Problem:
Copy each line of the listing below exactly.

Records provided:
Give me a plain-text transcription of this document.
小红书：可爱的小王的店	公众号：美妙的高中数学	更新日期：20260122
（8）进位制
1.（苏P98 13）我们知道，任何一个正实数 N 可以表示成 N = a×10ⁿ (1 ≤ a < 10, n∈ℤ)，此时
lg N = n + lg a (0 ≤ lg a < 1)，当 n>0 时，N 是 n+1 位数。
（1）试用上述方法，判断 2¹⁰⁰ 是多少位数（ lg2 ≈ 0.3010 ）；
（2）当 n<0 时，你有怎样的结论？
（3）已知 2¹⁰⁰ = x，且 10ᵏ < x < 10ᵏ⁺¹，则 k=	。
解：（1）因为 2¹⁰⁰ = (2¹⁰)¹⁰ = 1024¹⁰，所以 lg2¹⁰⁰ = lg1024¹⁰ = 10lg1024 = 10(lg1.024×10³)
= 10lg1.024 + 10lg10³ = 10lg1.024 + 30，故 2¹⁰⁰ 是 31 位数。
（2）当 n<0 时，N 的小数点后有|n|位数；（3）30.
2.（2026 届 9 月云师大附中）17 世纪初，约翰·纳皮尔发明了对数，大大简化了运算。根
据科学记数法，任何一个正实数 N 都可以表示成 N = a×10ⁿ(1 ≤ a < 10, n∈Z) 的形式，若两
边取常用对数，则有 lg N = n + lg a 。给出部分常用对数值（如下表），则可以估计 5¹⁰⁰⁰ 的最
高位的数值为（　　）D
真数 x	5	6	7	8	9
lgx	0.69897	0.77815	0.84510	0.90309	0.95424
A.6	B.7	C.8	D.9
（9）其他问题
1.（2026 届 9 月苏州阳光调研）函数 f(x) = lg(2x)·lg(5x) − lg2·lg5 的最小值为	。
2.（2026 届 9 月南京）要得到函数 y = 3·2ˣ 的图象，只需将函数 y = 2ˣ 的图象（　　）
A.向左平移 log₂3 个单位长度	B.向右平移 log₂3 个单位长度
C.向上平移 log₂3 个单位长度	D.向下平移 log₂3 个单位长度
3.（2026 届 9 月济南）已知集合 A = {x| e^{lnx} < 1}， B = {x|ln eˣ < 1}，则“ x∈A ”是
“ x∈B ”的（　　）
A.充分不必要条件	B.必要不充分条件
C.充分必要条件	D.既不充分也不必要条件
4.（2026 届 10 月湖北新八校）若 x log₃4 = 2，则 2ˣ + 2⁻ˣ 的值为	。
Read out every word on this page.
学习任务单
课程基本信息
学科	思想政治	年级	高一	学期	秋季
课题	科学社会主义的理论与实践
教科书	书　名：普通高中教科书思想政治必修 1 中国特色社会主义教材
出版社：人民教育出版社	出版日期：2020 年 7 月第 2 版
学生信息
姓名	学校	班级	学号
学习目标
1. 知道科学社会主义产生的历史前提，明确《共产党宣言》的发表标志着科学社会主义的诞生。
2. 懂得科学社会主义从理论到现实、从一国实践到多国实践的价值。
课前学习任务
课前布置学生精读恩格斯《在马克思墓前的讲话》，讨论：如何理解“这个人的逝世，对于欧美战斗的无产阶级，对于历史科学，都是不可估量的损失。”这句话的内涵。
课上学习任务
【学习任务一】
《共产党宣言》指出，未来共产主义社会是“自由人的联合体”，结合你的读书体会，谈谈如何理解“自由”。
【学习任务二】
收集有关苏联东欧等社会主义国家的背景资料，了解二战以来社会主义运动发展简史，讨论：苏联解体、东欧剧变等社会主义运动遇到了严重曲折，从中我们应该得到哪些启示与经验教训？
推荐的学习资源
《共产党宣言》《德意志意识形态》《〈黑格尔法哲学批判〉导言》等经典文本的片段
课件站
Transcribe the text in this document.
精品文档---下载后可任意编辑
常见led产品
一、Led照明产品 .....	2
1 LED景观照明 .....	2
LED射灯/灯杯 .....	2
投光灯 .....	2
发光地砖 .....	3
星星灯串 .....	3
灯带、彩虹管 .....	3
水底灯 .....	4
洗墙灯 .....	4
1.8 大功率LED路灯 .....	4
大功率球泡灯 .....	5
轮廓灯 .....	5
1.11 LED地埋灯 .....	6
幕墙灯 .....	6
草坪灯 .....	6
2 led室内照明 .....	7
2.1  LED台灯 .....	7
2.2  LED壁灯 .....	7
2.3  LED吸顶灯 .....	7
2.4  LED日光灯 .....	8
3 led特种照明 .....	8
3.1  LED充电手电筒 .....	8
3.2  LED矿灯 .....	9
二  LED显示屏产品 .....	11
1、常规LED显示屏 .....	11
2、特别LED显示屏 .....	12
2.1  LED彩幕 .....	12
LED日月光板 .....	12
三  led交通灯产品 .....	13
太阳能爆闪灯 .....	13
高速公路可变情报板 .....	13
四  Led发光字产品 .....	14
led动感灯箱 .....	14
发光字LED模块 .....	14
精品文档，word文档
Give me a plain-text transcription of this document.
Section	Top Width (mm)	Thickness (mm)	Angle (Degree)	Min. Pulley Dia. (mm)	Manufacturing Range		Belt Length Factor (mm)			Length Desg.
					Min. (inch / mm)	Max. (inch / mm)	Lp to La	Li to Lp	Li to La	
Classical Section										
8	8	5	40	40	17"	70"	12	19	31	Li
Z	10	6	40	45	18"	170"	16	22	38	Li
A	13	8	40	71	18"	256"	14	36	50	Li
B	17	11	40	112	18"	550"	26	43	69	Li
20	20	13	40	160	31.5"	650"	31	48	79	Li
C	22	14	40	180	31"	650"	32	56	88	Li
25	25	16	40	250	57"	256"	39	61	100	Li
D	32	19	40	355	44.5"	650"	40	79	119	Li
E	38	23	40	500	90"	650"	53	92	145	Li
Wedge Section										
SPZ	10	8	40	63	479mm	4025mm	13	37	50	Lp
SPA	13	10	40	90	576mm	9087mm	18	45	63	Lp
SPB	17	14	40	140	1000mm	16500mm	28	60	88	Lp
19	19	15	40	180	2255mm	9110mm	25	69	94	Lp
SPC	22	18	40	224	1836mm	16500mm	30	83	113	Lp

Written solution:
Give me a plain-text transcription of this document.
小红书：可爱的小王的店	公众号：美妙的高中数学	更新日期：20260122
（8）进位制
1.（苏P98 13）我们知道，任何一个正实数 N 可以表示成 N = a×10ⁿ (1 ≤ a < 10, n∈ℤ)，此时
lg N = n + lg a (0 ≤ lg a < 1)，当 n>0 时，N 是 n+1 位数。
（1）试用上述方法，判断 2¹⁰⁰ 是多少位数（ lg2 ≈ 0.3010 ）；
（2）当 n<0 时，你有怎样的结论？
（3）已知 2¹⁰⁰ = x，且 10ᵏ < x < 10ᵏ⁺¹，则 k=	。
解：（1）因为 2¹⁰⁰ = (2¹⁰)¹⁰ = 1024¹⁰，所以 lg2¹⁰⁰ = lg1024¹⁰ = 10lg1024 = 10(lg1.024×10³)
= 10lg1.024 + 10lg10³ = 10lg1.024 + 30，故 2¹⁰⁰ 是 31 位数。
（2）当 n<0 时，N 的小数点后有|n|位数；（3）30.
2.（2026 届 9 月云师大附中）17 世纪初，约翰·纳皮尔发明了对数，大大简化了运算。根
据科学记数法，任何一个正实数 N 都可以表示成 N = a×10ⁿ(1 ≤ a < 10, n∈Z) 的形式，若两
边取常用对数，则有 lg N = n + lg a 。给出部分常用对数值（如下表），则可以估计 5¹⁰⁰⁰ 的最
高位的数值为（　　）D
真数 x	5	6	7	8	9
lgx	0.69897	0.77815	0.84510	0.90309	0.95424
A.6	B.7	C.8	D.9
（9）其他问题
1.（2026 届 9 月苏州阳光调研）函数 f(x) = lg(2x)·lg(5x) − lg2·lg5 的最小值为	。
2.（2026 届 9 月南京）要得到函数 y = 3·2ˣ 的图象，只需将函数 y = 2ˣ 的图象（　　）
A.向左平移 log₂3 个单位长度	B.向右平移 log₂3 个单位长度
C.向上平移 log₂3 个单位长度	D.向下平移 log₂3 个单位长度
3.（2026 届 9 月济南）已知集合 A = {x| e^{lnx} < 1}， B = {x|ln eˣ < 1}，则“ x∈A ”是
“ x∈B ”的（　　）
A.充分不必要条件	B.必要不充分条件
C.充分必要条件	D.既不充分也不必要条件
4.（2026 届 10 月湖北新八校）若 x log₃4 = 2，则 2ˣ + 2⁻ˣ 的值为	。
Read out every word on this page.
学习任务单
课程基本信息
学科	思想政治	年级	高一	学期	秋季
课题	科学社会主义的理论与实践
教科书	书　名：普通高中教科书思想政治必修 1 中国特色社会主义教材
出版社：人民教育出版社	出版日期：2020 年 7 月第 2 版
学生信息
姓名	学校	班级	学号
学习目标
1. 知道科学社会主义产生的历史前提，明确《共产党宣言》的发表标志着科学社会主义的诞生。
2. 懂得科学社会主义从理论到现实、从一国实践到多国实践的价值。
课前学习任务
课前布置学生精读恩格斯《在马克思墓前的讲话》，讨论：如何理解“这个人的逝世，对于欧美战斗的无产阶级，对于历史科学，都是不可估量的损失。”这句话的内涵。
课上学习任务
【学习任务一】
《共产党宣言》指出，未来共产主义社会是“自由人的联合体”，结合你的读书体会，谈谈如何理解“自由”。
【学习任务二】
收集有关苏联东欧等社会主义国家的背景资料，了解二战以来社会主义运动发展简史，讨论：苏联解体、东欧剧变等社会主义运动遇到了严重曲折，从中我们应该得到哪些启示与经验教训？
推荐的学习资源
《共产党宣言》《德意志意识形态》《〈黑格尔法哲学批判〉导言》等经典文本的片段
课件站
Transcribe the text in this document.
精品文档---下载后可任意编辑
常见led产品
一、Led照明产品 .....	2
1 LED景观照明 .....	2
LED射灯/灯杯 .....	2
投光灯 .....	2
发光地砖 .....	3
星星灯串 .....	3
灯带、彩虹管 .....	3
水底灯 .....	4
洗墙灯 .....	4
1.8 大功率LED路灯 .....	4
大功率球泡灯 .....	5
轮廓灯 .....	5
1.11 LED地埋灯 .....	6
幕墙灯 .....	6
草坪灯 .....	6
2 led室内照明 .....	7
2.1  LED台灯 .....	7
2.2  LED壁灯 .....	7
2.3  LED吸顶灯 .....	7
2.4  LED日光灯 .....	8
3 led特种照明 .....	8
3.1  LED充电手电筒 .....	8
3.2  LED矿灯 .....	9
二  LED显示屏产品 .....	11
1、常规LED显示屏 .....	11
2、特别LED显示屏 .....	12
2.1  LED彩幕 .....	12
LED日月光板 .....	12
三  led交通灯产品 .....	13
太阳能爆闪灯 .....	13
高速公路可变情报板 .....	13
四  Led发光字产品 .....	14
led动感灯箱 .....	14
发光字LED模块 .....	14
精品文档，word文档
Give me a plain-text transcription of this document.
Section	Top Width (mm)	Thickness (mm)	Angle (Degree)	Min. Pulley Dia. (mm)	Manufacturing Range		Belt Length Factor (mm)			Length Desg.
					Min. (inch / mm)	Max. (inch / mm)	Lp to La	Li to Lp	Li to La	
Classical Section										
8	8	5	40	40	17"	70"	12	19	31	Li
Z	10	6	40	45	18"	170"	16	22	38	Li
A	13	8	40	71	18"	256"	14	36	50	Li
B	17	11	40	112	18"	550"	26	43	69	Li
20	20	13	40	160	31.5"	650"	31	48	79	Li
C	22	14	40	180	31"	650"	32	56	88	Li
25	25	16	40	250	57"	256"	39	61	100	Li
D	32	19	40	355	44.5"	650"	40	79	119	Li
E	38	23	40	500	90"	650"	53	92	145	Li
Wedge Section										
SPZ	10	8	40	63	479mm	4025mm	13	37	50	Lp
SPA	13	10	40	90	576mm	9087mm	18	45	63	Lp
SPB	17	14	40	140	1000mm	16500mm	28	60	88	Lp
19	19	15	40	180	2255mm	9110mm	25	69	94	Lp
SPC	22	18	40	224	1836mm	16500mm	30	83	113	Lp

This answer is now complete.